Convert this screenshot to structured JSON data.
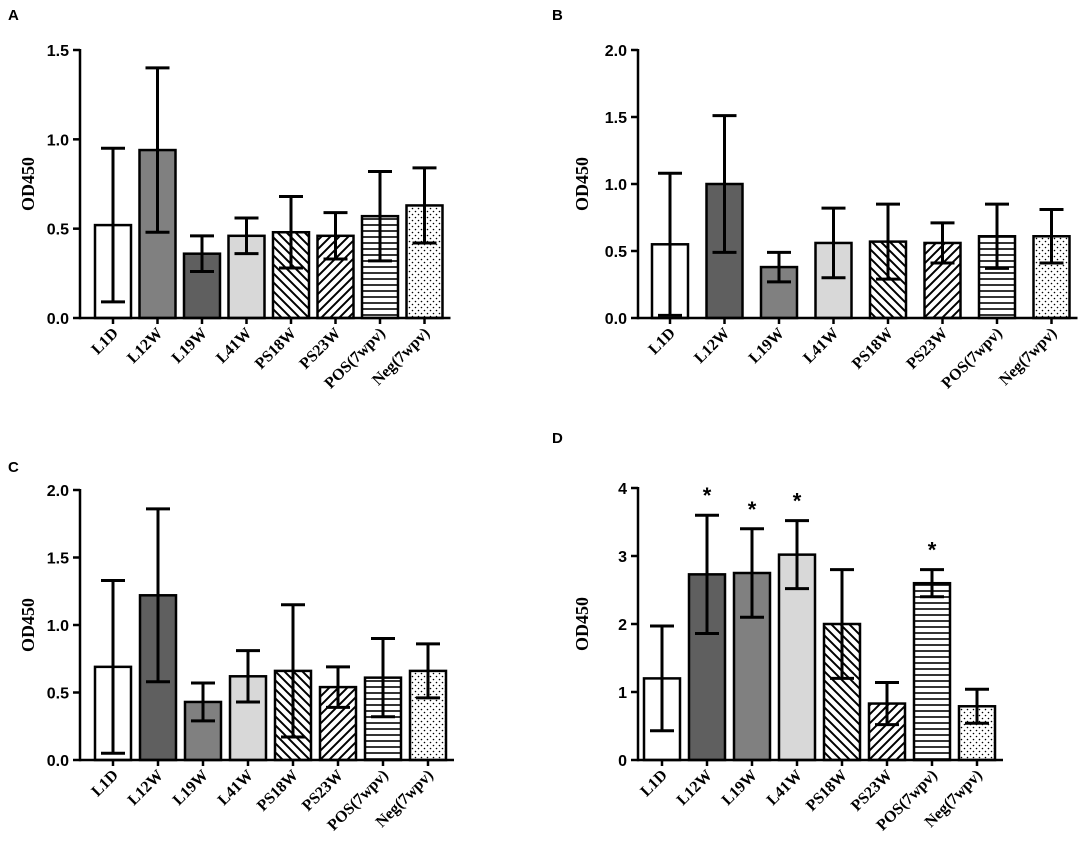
{
  "figure": {
    "title": ""
  },
  "chart_data": [
    {
      "panel": "A",
      "type": "bar",
      "title": "",
      "xlabel": "",
      "ylabel": "OD450",
      "ylim": [
        0,
        1.5
      ],
      "yticks": [
        "0.0",
        "0.5",
        "1.0",
        "1.5"
      ],
      "categories": [
        "L1D",
        "L12W",
        "L19W",
        "L41W",
        "PS18W",
        "PS23W",
        "POS(7wpv)",
        "Neg(7wpv)"
      ],
      "values": [
        0.52,
        0.94,
        0.36,
        0.46,
        0.48,
        0.46,
        0.57,
        0.63
      ],
      "errors": [
        0.43,
        0.46,
        0.1,
        0.1,
        0.2,
        0.13,
        0.25,
        0.21
      ],
      "fills": [
        "white",
        "mid",
        "dark",
        "light",
        "diag-back",
        "diag-fwd",
        "horiz",
        "dots"
      ],
      "annotations": [
        "",
        "",
        "",
        "",
        "",
        "",
        "",
        ""
      ],
      "grid": false
    },
    {
      "panel": "B",
      "type": "bar",
      "title": "",
      "xlabel": "",
      "ylabel": "OD450",
      "ylim": [
        0,
        2.0
      ],
      "yticks": [
        "0.0",
        "0.5",
        "1.0",
        "1.5",
        "2.0"
      ],
      "categories": [
        "L1D",
        "L12W",
        "L19W",
        "L41W",
        "PS18W",
        "PS23W",
        "POS(7wpv)",
        "Neg(7wpv)"
      ],
      "values": [
        0.55,
        1.0,
        0.38,
        0.56,
        0.57,
        0.56,
        0.61,
        0.61
      ],
      "errors": [
        0.53,
        0.51,
        0.11,
        0.26,
        0.28,
        0.15,
        0.24,
        0.2
      ],
      "fills": [
        "white",
        "dark",
        "mid",
        "light",
        "diag-back",
        "diag-fwd",
        "horiz",
        "dots"
      ],
      "annotations": [
        "",
        "",
        "",
        "",
        "",
        "",
        "",
        ""
      ],
      "grid": false
    },
    {
      "panel": "C",
      "type": "bar",
      "title": "",
      "xlabel": "",
      "ylabel": "OD450",
      "ylim": [
        0,
        2.0
      ],
      "yticks": [
        "0.0",
        "0.5",
        "1.0",
        "1.5",
        "2.0"
      ],
      "categories": [
        "L1D",
        "L12W",
        "L19W",
        "L41W",
        "PS18W",
        "PS23W",
        "POS(7wpv)",
        "Neg(7wpv)"
      ],
      "values": [
        0.69,
        1.22,
        0.43,
        0.62,
        0.66,
        0.54,
        0.61,
        0.66
      ],
      "errors": [
        0.64,
        0.64,
        0.14,
        0.19,
        0.49,
        0.15,
        0.29,
        0.2
      ],
      "fills": [
        "white",
        "dark",
        "mid",
        "light",
        "diag-back",
        "diag-fwd",
        "horiz",
        "dots"
      ],
      "annotations": [
        "",
        "",
        "",
        "",
        "",
        "",
        "",
        ""
      ],
      "grid": false
    },
    {
      "panel": "D",
      "type": "bar",
      "title": "",
      "xlabel": "",
      "ylabel": "OD450",
      "ylim": [
        0,
        4
      ],
      "yticks": [
        "0",
        "1",
        "2",
        "3",
        "4"
      ],
      "categories": [
        "L1D",
        "L12W",
        "L19W",
        "L41W",
        "PS18W",
        "PS23W",
        "POS(7wpv)",
        "Neg(7wpv)"
      ],
      "values": [
        1.2,
        2.73,
        2.75,
        3.02,
        2.0,
        0.83,
        2.6,
        0.79
      ],
      "errors": [
        0.77,
        0.87,
        0.65,
        0.5,
        0.8,
        0.31,
        0.2,
        0.25
      ],
      "fills": [
        "white",
        "dark",
        "mid",
        "light",
        "diag-back",
        "diag-fwd",
        "horiz",
        "dots"
      ],
      "annotations": [
        "",
        "*",
        "*",
        "*",
        "",
        "",
        "*",
        ""
      ],
      "grid": false
    }
  ]
}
====
== EXERCISE GOAL ==
Go back to the records above and write them out exactly, without the pictures.

== THE SOLUTION ==
Convert this screenshot to structured JSON data.
{
  "figure": {
    "title": ""
  },
  "chart_data": [
    {
      "panel": "A",
      "type": "bar",
      "title": "",
      "xlabel": "",
      "ylabel": "OD450",
      "ylim": [
        0,
        1.5
      ],
      "yticks": [
        "0.0",
        "0.5",
        "1.0",
        "1.5"
      ],
      "categories": [
        "L1D",
        "L12W",
        "L19W",
        "L41W",
        "PS18W",
        "PS23W",
        "POS(7wpv)",
        "Neg(7wpv)"
      ],
      "values": [
        0.52,
        0.94,
        0.36,
        0.46,
        0.48,
        0.46,
        0.57,
        0.63
      ],
      "errors": [
        0.43,
        0.46,
        0.1,
        0.1,
        0.2,
        0.13,
        0.25,
        0.21
      ],
      "fills": [
        "white",
        "mid",
        "dark",
        "light",
        "diag-back",
        "diag-fwd",
        "horiz",
        "dots"
      ],
      "annotations": [
        "",
        "",
        "",
        "",
        "",
        "",
        "",
        ""
      ],
      "grid": false
    },
    {
      "panel": "B",
      "type": "bar",
      "title": "",
      "xlabel": "",
      "ylabel": "OD450",
      "ylim": [
        0,
        2.0
      ],
      "yticks": [
        "0.0",
        "0.5",
        "1.0",
        "1.5",
        "2.0"
      ],
      "categories": [
        "L1D",
        "L12W",
        "L19W",
        "L41W",
        "PS18W",
        "PS23W",
        "POS(7wpv)",
        "Neg(7wpv)"
      ],
      "values": [
        0.55,
        1.0,
        0.38,
        0.56,
        0.57,
        0.56,
        0.61,
        0.61
      ],
      "errors": [
        0.53,
        0.51,
        0.11,
        0.26,
        0.28,
        0.15,
        0.24,
        0.2
      ],
      "fills": [
        "white",
        "dark",
        "mid",
        "light",
        "diag-back",
        "diag-fwd",
        "horiz",
        "dots"
      ],
      "annotations": [
        "",
        "",
        "",
        "",
        "",
        "",
        "",
        ""
      ],
      "grid": false
    },
    {
      "panel": "C",
      "type": "bar",
      "title": "",
      "xlabel": "",
      "ylabel": "OD450",
      "ylim": [
        0,
        2.0
      ],
      "yticks": [
        "0.0",
        "0.5",
        "1.0",
        "1.5",
        "2.0"
      ],
      "categories": [
        "L1D",
        "L12W",
        "L19W",
        "L41W",
        "PS18W",
        "PS23W",
        "POS(7wpv)",
        "Neg(7wpv)"
      ],
      "values": [
        0.69,
        1.22,
        0.43,
        0.62,
        0.66,
        0.54,
        0.61,
        0.66
      ],
      "errors": [
        0.64,
        0.64,
        0.14,
        0.19,
        0.49,
        0.15,
        0.29,
        0.2
      ],
      "fills": [
        "white",
        "dark",
        "mid",
        "light",
        "diag-back",
        "diag-fwd",
        "horiz",
        "dots"
      ],
      "annotations": [
        "",
        "",
        "",
        "",
        "",
        "",
        "",
        ""
      ],
      "grid": false
    },
    {
      "panel": "D",
      "type": "bar",
      "title": "",
      "xlabel": "",
      "ylabel": "OD450",
      "ylim": [
        0,
        4
      ],
      "yticks": [
        "0",
        "1",
        "2",
        "3",
        "4"
      ],
      "categories": [
        "L1D",
        "L12W",
        "L19W",
        "L41W",
        "PS18W",
        "PS23W",
        "POS(7wpv)",
        "Neg(7wpv)"
      ],
      "values": [
        1.2,
        2.73,
        2.75,
        3.02,
        2.0,
        0.83,
        2.6,
        0.79
      ],
      "errors": [
        0.77,
        0.87,
        0.65,
        0.5,
        0.8,
        0.31,
        0.2,
        0.25
      ],
      "fills": [
        "white",
        "dark",
        "mid",
        "light",
        "diag-back",
        "diag-fwd",
        "horiz",
        "dots"
      ],
      "annotations": [
        "",
        "*",
        "*",
        "*",
        "",
        "",
        "*",
        ""
      ],
      "grid": false
    }
  ]
}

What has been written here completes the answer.